Copy every line with the string "arpl" in it.

• _Excerpted records_:
○ ○ ○
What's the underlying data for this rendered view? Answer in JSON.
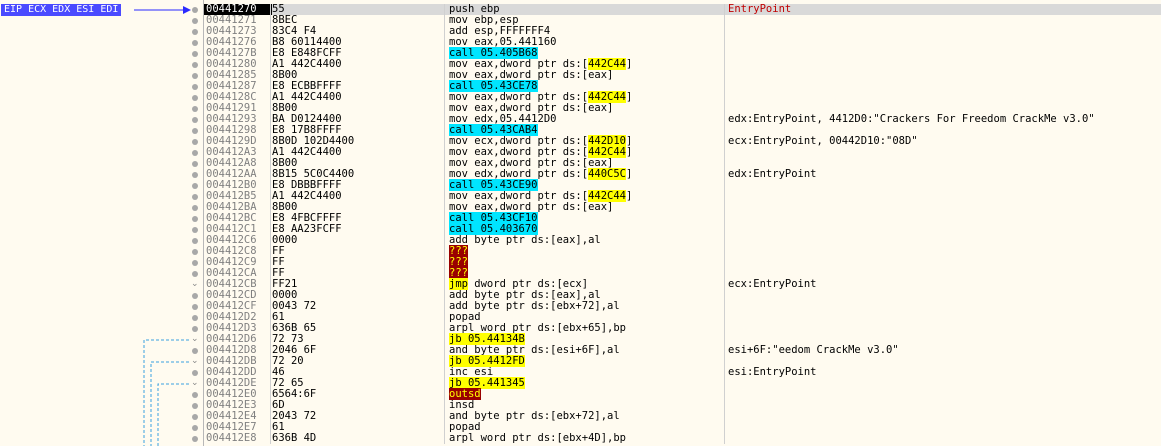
{
  "eip_label": "EIP ECX EDX ESI EDI",
  "rows": [
    {
      "addr": "00441270",
      "bytes": "55",
      "instr": [
        {
          "t": "push ebp"
        }
      ],
      "comment": "EntryPoint",
      "current": true,
      "marker": "dot"
    },
    {
      "addr": "00441271",
      "bytes": "8BEC",
      "instr": [
        {
          "t": "mov ebp,esp"
        }
      ],
      "comment": "",
      "marker": "dot"
    },
    {
      "addr": "00441273",
      "bytes": "83C4 F4",
      "instr": [
        {
          "t": "add esp,FFFFFFF4"
        }
      ],
      "comment": "",
      "marker": "dot"
    },
    {
      "addr": "00441276",
      "bytes": "B8 60114400",
      "instr": [
        {
          "t": "mov eax,05.441160"
        }
      ],
      "comment": "",
      "marker": "dot"
    },
    {
      "addr": "0044127B",
      "bytes": "E8 E848FCFF",
      "instr": [
        {
          "t": "call 05.405B68",
          "hl": "call"
        }
      ],
      "comment": "",
      "marker": "dot"
    },
    {
      "addr": "00441280",
      "bytes": "A1 442C4400",
      "instr": [
        {
          "t": "mov eax,dword ptr ds:["
        },
        {
          "t": "442C44",
          "hl": "mem"
        },
        {
          "t": "]"
        }
      ],
      "comment": "",
      "marker": "dot"
    },
    {
      "addr": "00441285",
      "bytes": "8B00",
      "instr": [
        {
          "t": "mov eax,dword ptr ds:[eax]"
        }
      ],
      "comment": "",
      "marker": "dot"
    },
    {
      "addr": "00441287",
      "bytes": "E8 ECBBFFFF",
      "instr": [
        {
          "t": "call 05.43CE78",
          "hl": "call"
        }
      ],
      "comment": "",
      "marker": "dot"
    },
    {
      "addr": "0044128C",
      "bytes": "A1 442C4400",
      "instr": [
        {
          "t": "mov eax,dword ptr ds:["
        },
        {
          "t": "442C44",
          "hl": "mem"
        },
        {
          "t": "]"
        }
      ],
      "comment": "",
      "marker": "dot"
    },
    {
      "addr": "00441291",
      "bytes": "8B00",
      "instr": [
        {
          "t": "mov eax,dword ptr ds:[eax]"
        }
      ],
      "comment": "",
      "marker": "dot"
    },
    {
      "addr": "00441293",
      "bytes": "BA D0124400",
      "instr": [
        {
          "t": "mov edx,05.4412D0"
        }
      ],
      "comment": "edx:EntryPoint, 4412D0:\"Crackers For Freedom CrackMe v3.0\"",
      "marker": "dot"
    },
    {
      "addr": "00441298",
      "bytes": "E8 17B8FFFF",
      "instr": [
        {
          "t": "call 05.43CAB4",
          "hl": "call"
        }
      ],
      "comment": "",
      "marker": "dot"
    },
    {
      "addr": "0044129D",
      "bytes": "8B0D 102D4400",
      "instr": [
        {
          "t": "mov ecx,dword ptr ds:["
        },
        {
          "t": "442D10",
          "hl": "mem"
        },
        {
          "t": "]"
        }
      ],
      "comment": "ecx:EntryPoint, 00442D10:\"08D\"",
      "marker": "dot"
    },
    {
      "addr": "004412A3",
      "bytes": "A1 442C4400",
      "instr": [
        {
          "t": "mov eax,dword ptr ds:["
        },
        {
          "t": "442C44",
          "hl": "mem"
        },
        {
          "t": "]"
        }
      ],
      "comment": "",
      "marker": "dot"
    },
    {
      "addr": "004412A8",
      "bytes": "8B00",
      "instr": [
        {
          "t": "mov eax,dword ptr ds:[eax]"
        }
      ],
      "comment": "",
      "marker": "dot"
    },
    {
      "addr": "004412AA",
      "bytes": "8B15 5C0C4400",
      "instr": [
        {
          "t": "mov edx,dword ptr ds:["
        },
        {
          "t": "440C5C",
          "hl": "mem"
        },
        {
          "t": "]"
        }
      ],
      "comment": "edx:EntryPoint",
      "marker": "dot"
    },
    {
      "addr": "004412B0",
      "bytes": "E8 DBBBFFFF",
      "instr": [
        {
          "t": "call 05.43CE90",
          "hl": "call"
        }
      ],
      "comment": "",
      "marker": "dot"
    },
    {
      "addr": "004412B5",
      "bytes": "A1 442C4400",
      "instr": [
        {
          "t": "mov eax,dword ptr ds:["
        },
        {
          "t": "442C44",
          "hl": "mem"
        },
        {
          "t": "]"
        }
      ],
      "comment": "",
      "marker": "dot"
    },
    {
      "addr": "004412BA",
      "bytes": "8B00",
      "instr": [
        {
          "t": "mov eax,dword ptr ds:[eax]"
        }
      ],
      "comment": "",
      "marker": "dot"
    },
    {
      "addr": "004412BC",
      "bytes": "E8 4FBCFFFF",
      "instr": [
        {
          "t": "call 05.43CF10",
          "hl": "call"
        }
      ],
      "comment": "",
      "marker": "dot"
    },
    {
      "addr": "004412C1",
      "bytes": "E8 AA23FCFF",
      "instr": [
        {
          "t": "call 05.403670",
          "hl": "call"
        }
      ],
      "comment": "",
      "marker": "dot"
    },
    {
      "addr": "004412C6",
      "bytes": "0000",
      "instr": [
        {
          "t": "add byte ptr ds:[eax],al"
        }
      ],
      "comment": "",
      "marker": "dot"
    },
    {
      "addr": "004412C8",
      "bytes": "FF",
      "instr": [
        {
          "t": "???",
          "hl": "bad"
        }
      ],
      "comment": "",
      "marker": "dot"
    },
    {
      "addr": "004412C9",
      "bytes": "FF",
      "instr": [
        {
          "t": "???",
          "hl": "bad"
        }
      ],
      "comment": "",
      "marker": "dot"
    },
    {
      "addr": "004412CA",
      "bytes": "FF",
      "instr": [
        {
          "t": "???",
          "hl": "bad"
        }
      ],
      "comment": "",
      "marker": "dot"
    },
    {
      "addr": "004412CB",
      "bytes": "FF21",
      "instr": [
        {
          "t": "jmp",
          "hl": "jmp"
        },
        {
          "t": " dword ptr ds:[ecx]"
        }
      ],
      "comment": "ecx:EntryPoint",
      "marker": "arrow"
    },
    {
      "addr": "004412CD",
      "bytes": "0000",
      "instr": [
        {
          "t": "add byte ptr ds:[eax],al"
        }
      ],
      "comment": "",
      "marker": "dot"
    },
    {
      "addr": "004412CF",
      "bytes": "0043 72",
      "instr": [
        {
          "t": "add byte ptr ds:[ebx+72],al"
        }
      ],
      "comment": "",
      "marker": "dot"
    },
    {
      "addr": "004412D2",
      "bytes": "61",
      "instr": [
        {
          "t": "popad"
        }
      ],
      "comment": "",
      "marker": "dot"
    },
    {
      "addr": "004412D3",
      "bytes": "636B 65",
      "instr": [
        {
          "t": "arpl word ptr ds:[ebx+65],bp"
        }
      ],
      "comment": "",
      "marker": "dot"
    },
    {
      "addr": "004412D6",
      "bytes": "72 73",
      "instr": [
        {
          "t": "jb 05.44134B",
          "hl": "jmp"
        }
      ],
      "comment": "",
      "marker": "arrow"
    },
    {
      "addr": "004412D8",
      "bytes": "2046 6F",
      "instr": [
        {
          "t": "and byte ptr ds:[esi+6F],al"
        }
      ],
      "comment": "esi+6F:\"eedom CrackMe v3.0\"",
      "marker": "dot"
    },
    {
      "addr": "004412DB",
      "bytes": "72 20",
      "instr": [
        {
          "t": "jb 05.4412FD",
          "hl": "jmp"
        }
      ],
      "comment": "",
      "marker": "arrow"
    },
    {
      "addr": "004412DD",
      "bytes": "46",
      "instr": [
        {
          "t": "inc esi"
        }
      ],
      "comment": "esi:EntryPoint",
      "marker": "dot"
    },
    {
      "addr": "004412DE",
      "bytes": "72 65",
      "instr": [
        {
          "t": "jb 05.441345",
          "hl": "jmp"
        }
      ],
      "comment": "",
      "marker": "arrow"
    },
    {
      "addr": "004412E0",
      "bytes": "6564:6F",
      "instr": [
        {
          "t": "outsd",
          "hl": "bad"
        }
      ],
      "comment": "",
      "marker": "dot"
    },
    {
      "addr": "004412E3",
      "bytes": "6D",
      "instr": [
        {
          "t": "insd"
        }
      ],
      "comment": "",
      "marker": "dot"
    },
    {
      "addr": "004412E4",
      "bytes": "2043 72",
      "instr": [
        {
          "t": "and byte ptr ds:[ebx+72],al"
        }
      ],
      "comment": "",
      "marker": "dot"
    },
    {
      "addr": "004412E7",
      "bytes": "61",
      "instr": [
        {
          "t": "popad"
        }
      ],
      "comment": "",
      "marker": "dot"
    },
    {
      "addr": "004412E8",
      "bytes": "636B 4D",
      "instr": [
        {
          "t": "arpl word ptr ds:[ebx+4D],bp"
        }
      ],
      "comment": "",
      "marker": "dot"
    }
  ]
}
○ ○ ○
• _Correct answer_:
          "t": "arpl word ptr ds:[ebx+65],bp"
          "t": "arpl word ptr ds:[ebx+4D],bp"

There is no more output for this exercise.